:: Entries supplied

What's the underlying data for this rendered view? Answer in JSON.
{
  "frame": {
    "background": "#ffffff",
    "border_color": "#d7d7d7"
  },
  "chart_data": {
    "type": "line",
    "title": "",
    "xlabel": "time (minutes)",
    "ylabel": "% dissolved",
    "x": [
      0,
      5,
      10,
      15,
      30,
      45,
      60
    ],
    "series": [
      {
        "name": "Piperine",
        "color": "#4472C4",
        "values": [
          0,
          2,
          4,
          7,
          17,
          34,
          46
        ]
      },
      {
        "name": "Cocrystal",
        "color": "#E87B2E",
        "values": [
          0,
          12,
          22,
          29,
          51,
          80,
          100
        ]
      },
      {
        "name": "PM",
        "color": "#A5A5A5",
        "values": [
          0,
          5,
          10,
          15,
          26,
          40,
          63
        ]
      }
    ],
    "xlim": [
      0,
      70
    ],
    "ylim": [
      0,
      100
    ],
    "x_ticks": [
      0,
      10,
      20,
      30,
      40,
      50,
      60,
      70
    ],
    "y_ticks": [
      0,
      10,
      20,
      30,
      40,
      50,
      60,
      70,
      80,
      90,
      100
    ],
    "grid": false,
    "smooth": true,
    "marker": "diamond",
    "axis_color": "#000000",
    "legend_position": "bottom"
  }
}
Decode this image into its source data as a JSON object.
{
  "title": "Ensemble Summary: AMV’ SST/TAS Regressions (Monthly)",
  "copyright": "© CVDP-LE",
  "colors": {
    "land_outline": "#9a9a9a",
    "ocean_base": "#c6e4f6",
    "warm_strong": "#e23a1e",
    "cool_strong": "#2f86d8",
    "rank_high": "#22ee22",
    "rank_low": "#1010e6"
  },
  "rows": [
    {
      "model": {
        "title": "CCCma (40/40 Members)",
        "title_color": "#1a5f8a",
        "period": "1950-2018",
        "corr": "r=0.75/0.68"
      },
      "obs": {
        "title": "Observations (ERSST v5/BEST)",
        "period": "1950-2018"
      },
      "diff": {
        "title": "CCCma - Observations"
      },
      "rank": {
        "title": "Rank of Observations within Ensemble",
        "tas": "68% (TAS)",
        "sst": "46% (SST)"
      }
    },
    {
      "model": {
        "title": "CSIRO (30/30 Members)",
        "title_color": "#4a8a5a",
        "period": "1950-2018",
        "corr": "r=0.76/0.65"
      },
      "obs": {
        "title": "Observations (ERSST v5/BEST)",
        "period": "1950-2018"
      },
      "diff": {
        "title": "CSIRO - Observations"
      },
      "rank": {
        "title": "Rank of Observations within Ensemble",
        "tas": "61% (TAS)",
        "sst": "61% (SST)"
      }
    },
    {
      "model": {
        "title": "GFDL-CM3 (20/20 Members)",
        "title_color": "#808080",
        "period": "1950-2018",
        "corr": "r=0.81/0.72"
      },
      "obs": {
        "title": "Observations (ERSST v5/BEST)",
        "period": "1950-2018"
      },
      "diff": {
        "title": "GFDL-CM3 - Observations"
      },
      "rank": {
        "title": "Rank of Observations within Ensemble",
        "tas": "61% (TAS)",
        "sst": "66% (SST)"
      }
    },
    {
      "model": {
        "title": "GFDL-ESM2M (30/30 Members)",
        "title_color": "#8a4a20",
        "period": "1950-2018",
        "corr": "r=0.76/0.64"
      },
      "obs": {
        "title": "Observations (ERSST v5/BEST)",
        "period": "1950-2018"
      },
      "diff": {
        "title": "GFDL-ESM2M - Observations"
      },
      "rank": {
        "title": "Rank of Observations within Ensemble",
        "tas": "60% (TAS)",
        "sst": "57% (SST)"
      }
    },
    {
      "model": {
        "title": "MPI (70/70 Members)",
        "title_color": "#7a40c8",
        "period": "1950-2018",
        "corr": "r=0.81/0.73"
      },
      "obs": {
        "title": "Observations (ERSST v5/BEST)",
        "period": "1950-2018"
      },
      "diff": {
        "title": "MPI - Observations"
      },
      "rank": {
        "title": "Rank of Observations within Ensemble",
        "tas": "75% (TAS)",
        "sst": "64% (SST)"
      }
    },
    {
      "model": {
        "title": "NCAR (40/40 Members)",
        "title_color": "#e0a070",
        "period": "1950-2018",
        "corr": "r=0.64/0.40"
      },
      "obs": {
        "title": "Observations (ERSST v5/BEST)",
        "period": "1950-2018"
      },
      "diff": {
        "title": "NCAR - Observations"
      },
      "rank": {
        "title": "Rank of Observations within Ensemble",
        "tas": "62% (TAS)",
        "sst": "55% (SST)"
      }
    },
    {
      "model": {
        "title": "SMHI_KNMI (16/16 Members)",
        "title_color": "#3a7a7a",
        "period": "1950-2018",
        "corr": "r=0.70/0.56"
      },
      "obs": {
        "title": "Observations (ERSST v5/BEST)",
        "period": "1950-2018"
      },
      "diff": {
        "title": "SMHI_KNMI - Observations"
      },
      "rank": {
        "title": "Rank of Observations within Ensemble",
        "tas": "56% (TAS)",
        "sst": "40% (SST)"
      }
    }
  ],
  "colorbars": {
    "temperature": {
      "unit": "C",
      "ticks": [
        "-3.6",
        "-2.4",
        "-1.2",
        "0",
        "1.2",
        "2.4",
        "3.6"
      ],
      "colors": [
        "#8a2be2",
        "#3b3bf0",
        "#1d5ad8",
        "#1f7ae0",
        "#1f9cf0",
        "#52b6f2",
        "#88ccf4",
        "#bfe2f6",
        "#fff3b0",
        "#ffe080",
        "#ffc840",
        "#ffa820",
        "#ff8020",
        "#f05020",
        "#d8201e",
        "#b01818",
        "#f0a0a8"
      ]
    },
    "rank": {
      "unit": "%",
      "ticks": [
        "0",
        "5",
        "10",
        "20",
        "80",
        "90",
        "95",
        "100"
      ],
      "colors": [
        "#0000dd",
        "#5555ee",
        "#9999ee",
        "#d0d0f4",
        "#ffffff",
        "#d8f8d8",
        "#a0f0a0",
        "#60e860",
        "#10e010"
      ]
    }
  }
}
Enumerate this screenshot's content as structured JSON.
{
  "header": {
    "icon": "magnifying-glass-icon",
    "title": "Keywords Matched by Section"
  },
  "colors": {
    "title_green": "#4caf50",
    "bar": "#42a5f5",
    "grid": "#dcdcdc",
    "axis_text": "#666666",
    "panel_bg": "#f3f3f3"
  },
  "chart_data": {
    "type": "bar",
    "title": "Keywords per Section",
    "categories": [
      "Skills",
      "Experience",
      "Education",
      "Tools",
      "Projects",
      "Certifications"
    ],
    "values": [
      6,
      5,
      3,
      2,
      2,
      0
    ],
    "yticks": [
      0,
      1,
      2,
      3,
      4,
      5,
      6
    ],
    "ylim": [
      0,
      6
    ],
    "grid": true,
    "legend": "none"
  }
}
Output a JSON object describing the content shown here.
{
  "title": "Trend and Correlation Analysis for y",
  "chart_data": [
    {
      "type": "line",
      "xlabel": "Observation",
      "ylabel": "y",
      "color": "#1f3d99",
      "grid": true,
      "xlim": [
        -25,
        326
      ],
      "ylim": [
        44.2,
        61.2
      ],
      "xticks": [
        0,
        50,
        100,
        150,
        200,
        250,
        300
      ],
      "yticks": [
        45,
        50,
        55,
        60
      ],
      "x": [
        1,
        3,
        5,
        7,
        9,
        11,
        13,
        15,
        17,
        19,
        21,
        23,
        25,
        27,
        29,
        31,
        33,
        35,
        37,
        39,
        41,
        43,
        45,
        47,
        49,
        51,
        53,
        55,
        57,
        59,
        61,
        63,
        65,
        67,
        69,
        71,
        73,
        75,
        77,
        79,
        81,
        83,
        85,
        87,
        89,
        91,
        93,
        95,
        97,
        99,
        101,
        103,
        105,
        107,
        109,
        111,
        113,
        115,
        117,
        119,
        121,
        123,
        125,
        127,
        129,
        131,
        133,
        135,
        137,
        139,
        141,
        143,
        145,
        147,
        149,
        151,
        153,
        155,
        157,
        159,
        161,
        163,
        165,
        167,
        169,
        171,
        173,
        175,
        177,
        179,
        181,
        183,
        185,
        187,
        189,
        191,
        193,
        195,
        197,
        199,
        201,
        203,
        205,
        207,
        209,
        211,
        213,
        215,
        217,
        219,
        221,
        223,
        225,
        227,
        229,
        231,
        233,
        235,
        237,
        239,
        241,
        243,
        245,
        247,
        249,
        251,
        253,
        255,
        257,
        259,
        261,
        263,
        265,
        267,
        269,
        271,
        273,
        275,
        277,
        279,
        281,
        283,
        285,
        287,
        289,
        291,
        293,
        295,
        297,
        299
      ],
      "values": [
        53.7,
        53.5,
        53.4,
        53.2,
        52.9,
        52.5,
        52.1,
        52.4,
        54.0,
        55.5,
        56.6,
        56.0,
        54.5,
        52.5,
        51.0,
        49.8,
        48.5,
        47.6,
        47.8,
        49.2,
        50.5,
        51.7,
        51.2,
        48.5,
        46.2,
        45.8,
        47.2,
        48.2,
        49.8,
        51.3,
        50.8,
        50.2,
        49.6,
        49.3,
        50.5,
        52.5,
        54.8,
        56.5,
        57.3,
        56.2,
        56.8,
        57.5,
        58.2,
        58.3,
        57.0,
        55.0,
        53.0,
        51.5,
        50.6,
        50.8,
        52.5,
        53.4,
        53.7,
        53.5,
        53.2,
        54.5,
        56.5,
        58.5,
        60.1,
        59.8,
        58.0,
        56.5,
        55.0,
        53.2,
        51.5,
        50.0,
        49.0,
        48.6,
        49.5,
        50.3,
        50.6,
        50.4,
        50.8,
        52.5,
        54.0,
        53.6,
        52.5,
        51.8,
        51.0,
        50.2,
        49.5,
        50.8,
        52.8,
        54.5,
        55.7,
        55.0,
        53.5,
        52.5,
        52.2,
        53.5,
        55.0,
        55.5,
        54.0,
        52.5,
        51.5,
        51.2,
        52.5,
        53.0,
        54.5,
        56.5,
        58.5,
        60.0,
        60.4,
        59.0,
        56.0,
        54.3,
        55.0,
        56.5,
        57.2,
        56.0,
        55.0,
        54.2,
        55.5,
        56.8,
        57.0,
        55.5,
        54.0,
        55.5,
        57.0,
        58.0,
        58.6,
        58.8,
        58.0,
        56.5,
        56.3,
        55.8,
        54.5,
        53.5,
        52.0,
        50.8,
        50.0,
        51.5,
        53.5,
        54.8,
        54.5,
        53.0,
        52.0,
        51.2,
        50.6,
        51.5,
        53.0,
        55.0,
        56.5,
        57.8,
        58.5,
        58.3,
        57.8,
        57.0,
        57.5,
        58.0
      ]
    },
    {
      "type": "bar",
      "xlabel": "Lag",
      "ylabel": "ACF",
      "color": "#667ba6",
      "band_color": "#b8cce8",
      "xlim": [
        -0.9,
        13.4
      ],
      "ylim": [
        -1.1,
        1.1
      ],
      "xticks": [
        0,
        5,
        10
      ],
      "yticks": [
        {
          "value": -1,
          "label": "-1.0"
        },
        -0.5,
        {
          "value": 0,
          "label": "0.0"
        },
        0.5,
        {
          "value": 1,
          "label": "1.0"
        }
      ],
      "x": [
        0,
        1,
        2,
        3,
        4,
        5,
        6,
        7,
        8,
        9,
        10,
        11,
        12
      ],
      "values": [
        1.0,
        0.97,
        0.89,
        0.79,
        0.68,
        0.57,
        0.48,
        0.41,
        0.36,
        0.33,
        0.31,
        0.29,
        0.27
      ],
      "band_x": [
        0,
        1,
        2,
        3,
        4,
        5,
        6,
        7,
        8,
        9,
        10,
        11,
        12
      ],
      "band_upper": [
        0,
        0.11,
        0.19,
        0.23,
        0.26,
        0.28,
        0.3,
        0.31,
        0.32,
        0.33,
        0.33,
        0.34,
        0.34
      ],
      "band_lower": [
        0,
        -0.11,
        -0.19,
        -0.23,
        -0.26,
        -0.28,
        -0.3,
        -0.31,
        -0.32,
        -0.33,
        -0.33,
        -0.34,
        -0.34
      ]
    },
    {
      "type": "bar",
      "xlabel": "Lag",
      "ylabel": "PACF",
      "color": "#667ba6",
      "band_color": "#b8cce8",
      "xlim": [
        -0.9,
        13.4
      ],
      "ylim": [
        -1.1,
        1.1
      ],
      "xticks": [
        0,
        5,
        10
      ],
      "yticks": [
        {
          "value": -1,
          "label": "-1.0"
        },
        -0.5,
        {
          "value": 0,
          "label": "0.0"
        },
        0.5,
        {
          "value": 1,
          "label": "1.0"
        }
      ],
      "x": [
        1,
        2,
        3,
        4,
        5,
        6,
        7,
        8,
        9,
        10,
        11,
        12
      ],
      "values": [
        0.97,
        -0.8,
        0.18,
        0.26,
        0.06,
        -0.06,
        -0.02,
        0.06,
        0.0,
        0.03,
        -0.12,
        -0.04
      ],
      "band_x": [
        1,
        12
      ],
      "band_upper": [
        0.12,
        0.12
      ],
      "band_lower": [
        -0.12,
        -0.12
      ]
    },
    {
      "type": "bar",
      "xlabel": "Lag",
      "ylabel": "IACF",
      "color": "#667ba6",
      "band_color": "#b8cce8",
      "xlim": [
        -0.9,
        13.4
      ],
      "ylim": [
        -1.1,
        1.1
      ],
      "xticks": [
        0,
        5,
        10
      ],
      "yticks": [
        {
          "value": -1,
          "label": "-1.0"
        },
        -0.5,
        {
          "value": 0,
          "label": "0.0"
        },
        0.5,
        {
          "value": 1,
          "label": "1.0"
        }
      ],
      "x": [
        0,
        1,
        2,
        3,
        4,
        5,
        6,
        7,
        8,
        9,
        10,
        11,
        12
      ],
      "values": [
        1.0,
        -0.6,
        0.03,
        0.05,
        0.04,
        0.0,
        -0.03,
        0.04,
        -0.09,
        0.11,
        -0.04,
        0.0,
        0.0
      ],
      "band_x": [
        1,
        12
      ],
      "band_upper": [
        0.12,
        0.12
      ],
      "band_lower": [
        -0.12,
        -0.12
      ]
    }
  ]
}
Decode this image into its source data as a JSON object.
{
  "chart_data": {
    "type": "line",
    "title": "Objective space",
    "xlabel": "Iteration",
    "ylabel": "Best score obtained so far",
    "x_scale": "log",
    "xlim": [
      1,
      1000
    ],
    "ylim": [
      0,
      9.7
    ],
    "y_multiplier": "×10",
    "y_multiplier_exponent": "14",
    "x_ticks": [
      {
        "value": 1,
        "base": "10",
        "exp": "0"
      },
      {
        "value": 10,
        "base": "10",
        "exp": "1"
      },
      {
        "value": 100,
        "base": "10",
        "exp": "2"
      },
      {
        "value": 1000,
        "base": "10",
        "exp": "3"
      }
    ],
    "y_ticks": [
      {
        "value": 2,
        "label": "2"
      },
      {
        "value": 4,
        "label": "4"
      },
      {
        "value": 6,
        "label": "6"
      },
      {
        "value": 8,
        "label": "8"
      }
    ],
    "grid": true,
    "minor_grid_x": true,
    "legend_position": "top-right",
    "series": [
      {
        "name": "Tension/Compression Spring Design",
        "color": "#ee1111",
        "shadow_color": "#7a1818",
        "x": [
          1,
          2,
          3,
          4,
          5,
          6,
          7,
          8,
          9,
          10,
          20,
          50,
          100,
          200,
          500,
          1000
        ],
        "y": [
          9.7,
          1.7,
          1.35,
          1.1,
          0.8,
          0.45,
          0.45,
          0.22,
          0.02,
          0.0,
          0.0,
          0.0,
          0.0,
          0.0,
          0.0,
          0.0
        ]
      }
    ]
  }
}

::::

Task statement: Among the lines of the material, find those that hold the word "CCCma" and copy them.

Answer:
        "title": "CCCma (40/40 Members)",
        "title": "CCCma - Observations"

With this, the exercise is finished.